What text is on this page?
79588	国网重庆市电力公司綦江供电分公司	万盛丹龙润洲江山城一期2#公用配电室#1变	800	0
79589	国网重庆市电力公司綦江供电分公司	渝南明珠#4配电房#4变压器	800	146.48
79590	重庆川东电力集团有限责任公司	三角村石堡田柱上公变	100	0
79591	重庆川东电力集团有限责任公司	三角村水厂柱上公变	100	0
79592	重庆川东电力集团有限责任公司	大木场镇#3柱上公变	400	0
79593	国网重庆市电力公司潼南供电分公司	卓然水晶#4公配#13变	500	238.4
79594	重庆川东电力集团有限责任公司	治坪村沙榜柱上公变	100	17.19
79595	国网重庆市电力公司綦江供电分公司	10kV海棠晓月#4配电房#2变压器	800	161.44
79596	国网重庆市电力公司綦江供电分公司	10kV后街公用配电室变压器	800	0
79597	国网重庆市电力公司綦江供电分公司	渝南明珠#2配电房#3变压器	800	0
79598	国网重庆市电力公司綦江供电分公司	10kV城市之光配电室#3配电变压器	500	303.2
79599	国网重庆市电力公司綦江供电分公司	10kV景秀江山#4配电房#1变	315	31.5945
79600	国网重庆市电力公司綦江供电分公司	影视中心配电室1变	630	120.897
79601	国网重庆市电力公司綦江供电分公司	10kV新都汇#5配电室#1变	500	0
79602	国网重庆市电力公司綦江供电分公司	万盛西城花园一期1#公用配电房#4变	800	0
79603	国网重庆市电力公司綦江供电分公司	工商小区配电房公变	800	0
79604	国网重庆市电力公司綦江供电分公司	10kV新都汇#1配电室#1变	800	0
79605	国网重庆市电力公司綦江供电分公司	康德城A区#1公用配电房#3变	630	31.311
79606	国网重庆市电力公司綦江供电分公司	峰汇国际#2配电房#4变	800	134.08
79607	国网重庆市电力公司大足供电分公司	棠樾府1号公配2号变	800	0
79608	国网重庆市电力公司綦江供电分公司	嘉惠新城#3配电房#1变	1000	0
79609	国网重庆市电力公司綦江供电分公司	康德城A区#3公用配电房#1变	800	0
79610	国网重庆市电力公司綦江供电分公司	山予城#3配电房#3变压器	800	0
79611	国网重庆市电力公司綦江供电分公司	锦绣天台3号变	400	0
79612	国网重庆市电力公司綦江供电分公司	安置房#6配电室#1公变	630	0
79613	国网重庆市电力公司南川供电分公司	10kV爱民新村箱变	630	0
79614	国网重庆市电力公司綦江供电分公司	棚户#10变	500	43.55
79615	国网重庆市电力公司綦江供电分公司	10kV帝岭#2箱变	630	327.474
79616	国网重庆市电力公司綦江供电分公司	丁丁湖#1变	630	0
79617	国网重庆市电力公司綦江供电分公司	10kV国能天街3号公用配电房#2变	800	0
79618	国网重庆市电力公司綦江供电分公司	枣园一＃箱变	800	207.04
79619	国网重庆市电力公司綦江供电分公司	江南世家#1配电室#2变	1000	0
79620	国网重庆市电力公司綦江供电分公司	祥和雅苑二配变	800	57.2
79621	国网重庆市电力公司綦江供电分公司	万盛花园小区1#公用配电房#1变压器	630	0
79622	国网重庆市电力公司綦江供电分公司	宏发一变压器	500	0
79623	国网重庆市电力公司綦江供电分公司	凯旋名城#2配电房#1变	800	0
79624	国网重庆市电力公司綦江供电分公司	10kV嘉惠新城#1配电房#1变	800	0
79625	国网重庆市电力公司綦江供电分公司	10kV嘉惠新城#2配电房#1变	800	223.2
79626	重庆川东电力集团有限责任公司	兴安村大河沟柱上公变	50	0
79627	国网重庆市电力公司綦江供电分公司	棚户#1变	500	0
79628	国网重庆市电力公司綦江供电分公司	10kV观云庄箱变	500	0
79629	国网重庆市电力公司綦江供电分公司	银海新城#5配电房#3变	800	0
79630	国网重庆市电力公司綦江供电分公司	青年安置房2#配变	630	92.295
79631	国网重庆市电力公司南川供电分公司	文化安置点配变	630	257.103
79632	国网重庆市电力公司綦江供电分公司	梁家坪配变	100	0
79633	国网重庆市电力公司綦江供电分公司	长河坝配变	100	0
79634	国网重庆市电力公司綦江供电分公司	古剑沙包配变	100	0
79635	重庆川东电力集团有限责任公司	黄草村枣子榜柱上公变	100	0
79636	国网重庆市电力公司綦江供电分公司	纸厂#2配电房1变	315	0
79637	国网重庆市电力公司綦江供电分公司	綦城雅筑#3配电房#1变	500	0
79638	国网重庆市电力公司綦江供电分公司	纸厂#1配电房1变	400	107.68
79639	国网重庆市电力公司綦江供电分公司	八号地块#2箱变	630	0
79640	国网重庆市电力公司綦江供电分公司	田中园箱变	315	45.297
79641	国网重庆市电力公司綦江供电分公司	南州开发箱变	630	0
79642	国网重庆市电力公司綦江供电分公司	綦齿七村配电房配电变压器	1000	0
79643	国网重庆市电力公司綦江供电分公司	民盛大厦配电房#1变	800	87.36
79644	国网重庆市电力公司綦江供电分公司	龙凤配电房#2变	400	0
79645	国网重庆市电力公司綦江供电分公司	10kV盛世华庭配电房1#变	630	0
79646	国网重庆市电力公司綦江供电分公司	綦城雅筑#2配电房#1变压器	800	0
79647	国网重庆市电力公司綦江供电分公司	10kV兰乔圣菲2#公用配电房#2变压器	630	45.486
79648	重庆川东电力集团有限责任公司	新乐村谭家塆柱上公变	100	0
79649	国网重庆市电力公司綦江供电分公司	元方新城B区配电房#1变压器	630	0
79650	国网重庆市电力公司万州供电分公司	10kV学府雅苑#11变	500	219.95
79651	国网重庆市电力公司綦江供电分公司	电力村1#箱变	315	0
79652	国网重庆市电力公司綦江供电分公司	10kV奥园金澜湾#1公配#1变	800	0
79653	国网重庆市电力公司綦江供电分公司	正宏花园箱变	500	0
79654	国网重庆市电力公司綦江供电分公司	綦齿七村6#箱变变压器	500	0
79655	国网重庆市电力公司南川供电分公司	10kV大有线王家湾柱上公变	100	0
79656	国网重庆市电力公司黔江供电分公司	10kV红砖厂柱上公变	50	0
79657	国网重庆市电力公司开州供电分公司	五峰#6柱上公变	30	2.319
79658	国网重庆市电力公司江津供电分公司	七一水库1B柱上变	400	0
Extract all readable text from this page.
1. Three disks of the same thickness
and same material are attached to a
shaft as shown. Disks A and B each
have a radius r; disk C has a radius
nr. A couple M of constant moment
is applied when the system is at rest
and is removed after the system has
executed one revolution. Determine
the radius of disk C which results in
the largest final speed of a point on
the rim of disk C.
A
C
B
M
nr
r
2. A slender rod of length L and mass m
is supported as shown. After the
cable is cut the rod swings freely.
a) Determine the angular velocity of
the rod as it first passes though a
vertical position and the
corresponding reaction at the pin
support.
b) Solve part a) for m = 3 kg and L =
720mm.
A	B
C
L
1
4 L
┄┄┄┄┄┄┄┄┄┄┄┄┄┄┄┄┄┄┄┄
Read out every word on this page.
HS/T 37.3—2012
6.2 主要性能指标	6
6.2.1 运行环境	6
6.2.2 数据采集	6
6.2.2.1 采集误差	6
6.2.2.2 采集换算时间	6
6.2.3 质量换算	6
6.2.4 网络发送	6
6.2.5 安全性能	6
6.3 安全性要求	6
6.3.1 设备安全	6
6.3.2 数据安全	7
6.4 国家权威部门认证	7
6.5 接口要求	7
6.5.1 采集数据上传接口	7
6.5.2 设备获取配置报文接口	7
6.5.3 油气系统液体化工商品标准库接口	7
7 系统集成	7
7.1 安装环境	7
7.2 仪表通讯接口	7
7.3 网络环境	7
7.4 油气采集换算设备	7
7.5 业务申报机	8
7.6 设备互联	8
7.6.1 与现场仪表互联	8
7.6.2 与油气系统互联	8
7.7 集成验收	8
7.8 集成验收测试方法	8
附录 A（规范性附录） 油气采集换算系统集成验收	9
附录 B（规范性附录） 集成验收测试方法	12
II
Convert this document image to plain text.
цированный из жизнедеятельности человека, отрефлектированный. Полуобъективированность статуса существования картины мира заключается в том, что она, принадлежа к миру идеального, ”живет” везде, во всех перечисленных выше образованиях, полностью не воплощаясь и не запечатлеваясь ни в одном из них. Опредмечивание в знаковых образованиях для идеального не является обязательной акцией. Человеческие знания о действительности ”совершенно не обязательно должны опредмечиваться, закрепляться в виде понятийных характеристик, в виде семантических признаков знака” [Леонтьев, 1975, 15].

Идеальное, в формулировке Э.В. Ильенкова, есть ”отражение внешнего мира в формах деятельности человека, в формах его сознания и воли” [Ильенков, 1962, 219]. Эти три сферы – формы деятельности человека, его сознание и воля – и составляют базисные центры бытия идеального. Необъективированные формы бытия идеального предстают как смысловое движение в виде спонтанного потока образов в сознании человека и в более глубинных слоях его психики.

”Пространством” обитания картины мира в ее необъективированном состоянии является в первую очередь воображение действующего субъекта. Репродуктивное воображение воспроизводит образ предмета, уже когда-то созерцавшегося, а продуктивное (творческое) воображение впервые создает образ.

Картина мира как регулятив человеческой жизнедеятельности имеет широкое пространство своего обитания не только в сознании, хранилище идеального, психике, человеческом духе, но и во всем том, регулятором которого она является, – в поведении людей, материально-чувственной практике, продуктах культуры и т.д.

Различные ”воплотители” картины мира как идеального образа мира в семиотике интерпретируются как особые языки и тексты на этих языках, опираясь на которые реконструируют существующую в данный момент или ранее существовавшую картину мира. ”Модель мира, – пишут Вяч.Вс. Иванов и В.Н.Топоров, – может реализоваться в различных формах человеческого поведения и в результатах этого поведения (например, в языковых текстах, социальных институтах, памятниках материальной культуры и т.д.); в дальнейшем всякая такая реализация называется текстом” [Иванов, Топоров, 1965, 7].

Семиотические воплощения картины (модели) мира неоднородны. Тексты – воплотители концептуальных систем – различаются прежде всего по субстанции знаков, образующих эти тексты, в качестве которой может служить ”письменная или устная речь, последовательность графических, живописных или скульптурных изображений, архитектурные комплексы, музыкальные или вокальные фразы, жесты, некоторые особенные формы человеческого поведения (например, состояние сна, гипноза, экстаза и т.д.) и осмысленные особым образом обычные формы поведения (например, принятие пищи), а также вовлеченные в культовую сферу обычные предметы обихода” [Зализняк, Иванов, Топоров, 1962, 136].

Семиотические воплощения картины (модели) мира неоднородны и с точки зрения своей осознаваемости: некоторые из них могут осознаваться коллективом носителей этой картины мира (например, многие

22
┄┄┄┄┄┄┄┄┄┄┄┄┄┄┄┄┄┄┄┄
What the exercise asks:
Go through the material and select each line with the string "康德城A区" in it.

Result:
79605	国网重庆市电力公司綦江供电分公司	康德城A区#1公用配电房#3变	630	31.311
79609	国网重庆市电力公司綦江供电分公司	康德城A区#3公用配电房#1变	800	0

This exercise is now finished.